··· Given information

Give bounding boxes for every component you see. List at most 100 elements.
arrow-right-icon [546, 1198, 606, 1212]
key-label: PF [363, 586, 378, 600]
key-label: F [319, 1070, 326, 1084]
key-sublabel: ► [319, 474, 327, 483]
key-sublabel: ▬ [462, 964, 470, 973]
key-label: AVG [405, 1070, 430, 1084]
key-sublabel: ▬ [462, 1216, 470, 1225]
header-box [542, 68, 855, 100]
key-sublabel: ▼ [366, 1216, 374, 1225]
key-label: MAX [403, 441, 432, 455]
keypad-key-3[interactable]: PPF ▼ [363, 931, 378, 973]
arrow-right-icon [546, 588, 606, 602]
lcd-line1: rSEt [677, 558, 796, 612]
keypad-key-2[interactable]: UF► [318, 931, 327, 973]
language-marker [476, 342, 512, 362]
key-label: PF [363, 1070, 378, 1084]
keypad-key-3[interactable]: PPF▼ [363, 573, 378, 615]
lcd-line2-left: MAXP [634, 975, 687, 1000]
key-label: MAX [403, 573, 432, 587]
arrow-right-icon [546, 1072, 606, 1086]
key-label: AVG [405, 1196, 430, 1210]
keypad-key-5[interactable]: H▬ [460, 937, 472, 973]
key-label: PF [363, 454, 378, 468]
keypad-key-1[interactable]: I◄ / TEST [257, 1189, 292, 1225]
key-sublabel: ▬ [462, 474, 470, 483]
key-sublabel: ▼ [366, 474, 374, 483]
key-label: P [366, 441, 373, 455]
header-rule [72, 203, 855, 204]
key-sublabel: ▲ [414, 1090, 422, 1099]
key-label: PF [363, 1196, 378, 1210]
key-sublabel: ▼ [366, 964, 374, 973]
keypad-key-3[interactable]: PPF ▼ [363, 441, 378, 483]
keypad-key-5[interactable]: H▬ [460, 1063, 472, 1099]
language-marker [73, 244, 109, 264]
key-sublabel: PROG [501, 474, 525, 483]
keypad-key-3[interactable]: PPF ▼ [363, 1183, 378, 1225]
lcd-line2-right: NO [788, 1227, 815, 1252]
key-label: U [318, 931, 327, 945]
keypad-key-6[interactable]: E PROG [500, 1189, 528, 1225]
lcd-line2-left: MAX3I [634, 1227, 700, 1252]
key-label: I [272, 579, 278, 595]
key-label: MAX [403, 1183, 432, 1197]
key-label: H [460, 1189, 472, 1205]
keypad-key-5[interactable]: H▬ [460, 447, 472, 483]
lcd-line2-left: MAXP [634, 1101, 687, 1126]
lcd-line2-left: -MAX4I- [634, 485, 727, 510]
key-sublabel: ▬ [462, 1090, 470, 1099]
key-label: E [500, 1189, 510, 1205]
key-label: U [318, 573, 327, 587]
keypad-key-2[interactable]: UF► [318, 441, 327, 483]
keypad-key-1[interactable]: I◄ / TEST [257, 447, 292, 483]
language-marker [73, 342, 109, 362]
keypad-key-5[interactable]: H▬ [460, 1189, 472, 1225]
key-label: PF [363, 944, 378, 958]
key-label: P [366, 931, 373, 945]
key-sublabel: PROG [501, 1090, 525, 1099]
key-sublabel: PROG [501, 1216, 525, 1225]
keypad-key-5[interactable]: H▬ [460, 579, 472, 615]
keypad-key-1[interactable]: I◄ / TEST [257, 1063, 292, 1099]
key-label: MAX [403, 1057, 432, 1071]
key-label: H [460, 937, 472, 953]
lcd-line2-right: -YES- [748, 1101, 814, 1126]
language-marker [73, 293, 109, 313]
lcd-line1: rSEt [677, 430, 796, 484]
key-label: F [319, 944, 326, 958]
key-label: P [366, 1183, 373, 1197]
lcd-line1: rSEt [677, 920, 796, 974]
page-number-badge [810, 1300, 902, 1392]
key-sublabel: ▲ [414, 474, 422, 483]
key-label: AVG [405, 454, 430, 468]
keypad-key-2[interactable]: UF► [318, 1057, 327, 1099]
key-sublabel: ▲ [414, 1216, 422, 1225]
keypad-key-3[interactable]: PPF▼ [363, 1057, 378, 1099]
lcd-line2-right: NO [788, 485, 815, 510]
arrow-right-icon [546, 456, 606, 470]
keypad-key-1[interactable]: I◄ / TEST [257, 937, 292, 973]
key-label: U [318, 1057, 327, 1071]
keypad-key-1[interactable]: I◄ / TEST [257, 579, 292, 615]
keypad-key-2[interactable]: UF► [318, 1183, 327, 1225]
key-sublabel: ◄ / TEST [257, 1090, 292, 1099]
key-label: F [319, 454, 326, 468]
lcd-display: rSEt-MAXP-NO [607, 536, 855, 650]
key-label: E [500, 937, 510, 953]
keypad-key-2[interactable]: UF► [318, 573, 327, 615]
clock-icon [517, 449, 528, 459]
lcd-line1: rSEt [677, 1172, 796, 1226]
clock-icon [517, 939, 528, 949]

······

▸ Directive: Reproduce every entry above line by line, with no changes to any wording, symbol or number.

▸ Finished exercise:
Give bounding boxes for every component you see. List at most 100 elements.
arrow-right-icon [546, 1198, 606, 1212]
key-label: PF [363, 586, 378, 600]
key-label: F [319, 1070, 326, 1084]
key-sublabel: ► [319, 474, 327, 483]
key-sublabel: ▬ [462, 964, 470, 973]
key-label: AVG [405, 1070, 430, 1084]
key-sublabel: ▬ [462, 1216, 470, 1225]
header-box [542, 68, 855, 100]
key-sublabel: ▼ [366, 1216, 374, 1225]
key-label: MAX [403, 441, 432, 455]
keypad-key-3[interactable]: PPF ▼ [363, 931, 378, 973]
arrow-right-icon [546, 588, 606, 602]
lcd-line1: rSEt [677, 558, 796, 612]
keypad-key-2[interactable]: UF► [318, 931, 327, 973]
language-marker [476, 342, 512, 362]
key-label: PF [363, 1070, 378, 1084]
keypad-key-3[interactable]: PPF▼ [363, 573, 378, 615]
lcd-line2-left: MAXP [634, 975, 687, 1000]
key-label: MAX [403, 573, 432, 587]
arrow-right-icon [546, 1072, 606, 1086]
key-label: AVG [405, 1196, 430, 1210]
keypad-key-5[interactable]: H▬ [460, 937, 472, 973]
key-label: PF [363, 454, 378, 468]
keypad-key-1[interactable]: I◄ / TEST [257, 1189, 292, 1225]
key-sublabel: ▬ [462, 474, 470, 483]
key-sublabel: ▼ [366, 474, 374, 483]
key-label: P [366, 441, 373, 455]
header-rule [72, 203, 855, 204]
key-sublabel: ▲ [414, 1090, 422, 1099]
key-label: PF [363, 1196, 378, 1210]
key-sublabel: ▼ [366, 964, 374, 973]
keypad-key-3[interactable]: PPF ▼ [363, 441, 378, 483]
keypad-key-5[interactable]: H▬ [460, 1063, 472, 1099]
language-marker [73, 244, 109, 264]
key-sublabel: PROG [501, 474, 525, 483]
keypad-key-3[interactable]: PPF ▼ [363, 1183, 378, 1225]
lcd-line2-right: NO [788, 1227, 815, 1252]
key-label: U [318, 931, 327, 945]
keypad-key-6[interactable]: E PROG [500, 1189, 528, 1225]
lcd-line2-left: MAX3I [634, 1227, 700, 1252]
key-label: I [272, 579, 278, 595]
key-label: MAX [403, 1183, 432, 1197]
key-label: H [460, 1189, 472, 1205]
keypad-key-5[interactable]: H▬ [460, 447, 472, 483]
lcd-line2-left: MAXP [634, 1101, 687, 1126]
lcd-line2-left: -MAX4I- [634, 485, 727, 510]
key-sublabel: ▬ [462, 1090, 470, 1099]
key-label: E [500, 1189, 510, 1205]
key-label: U [318, 573, 327, 587]
keypad-key-2[interactable]: UF► [318, 441, 327, 483]
keypad-key-1[interactable]: I◄ / TEST [257, 447, 292, 483]
language-marker [73, 342, 109, 362]
keypad-key-5[interactable]: H▬ [460, 1189, 472, 1225]
key-label: PF [363, 944, 378, 958]
key-label: P [366, 931, 373, 945]
key-sublabel: PROG [501, 1090, 525, 1099]
key-sublabel: PROG [501, 1216, 525, 1225]
keypad-key-5[interactable]: H▬ [460, 579, 472, 615]
keypad-key-1[interactable]: I◄ / TEST [257, 1063, 292, 1099]
key-label: MAX [403, 1057, 432, 1071]
key-label: H [460, 937, 472, 953]
lcd-line2-right: -YES- [748, 1101, 814, 1126]
language-marker [73, 293, 109, 313]
lcd-line1: rSEt [677, 430, 796, 484]
key-label: F [319, 944, 326, 958]
key-label: P [366, 1183, 373, 1197]
lcd-line1: rSEt [677, 920, 796, 974]
page-number-badge [810, 1300, 902, 1392]
key-sublabel: ▲ [414, 474, 422, 483]
key-label: AVG [405, 454, 430, 468]
keypad-key-2[interactable]: UF► [318, 1057, 327, 1099]
key-sublabel: ▲ [414, 1216, 422, 1225]
keypad-key-3[interactable]: PPF▼ [363, 1057, 378, 1099]
lcd-line2-right: NO [788, 485, 815, 510]
arrow-right-icon [546, 456, 606, 470]
keypad-key-1[interactable]: I◄ / TEST [257, 937, 292, 973]
key-label: U [318, 1057, 327, 1071]
keypad-key-1[interactable]: I◄ / TEST [257, 579, 292, 615]
keypad-key-2[interactable]: UF► [318, 1183, 327, 1225]
key-sublabel: ◄ / TEST [257, 1090, 292, 1099]
key-label: F [319, 454, 326, 468]
lcd-display: rSEt-MAXP-NO [607, 536, 855, 650]
key-label: E [500, 937, 510, 953]
keypad-key-2[interactable]: UF► [318, 573, 327, 615]
clock-icon [517, 449, 528, 459]
lcd-line1: rSEt [677, 1172, 796, 1226]
clock-icon [517, 939, 528, 949]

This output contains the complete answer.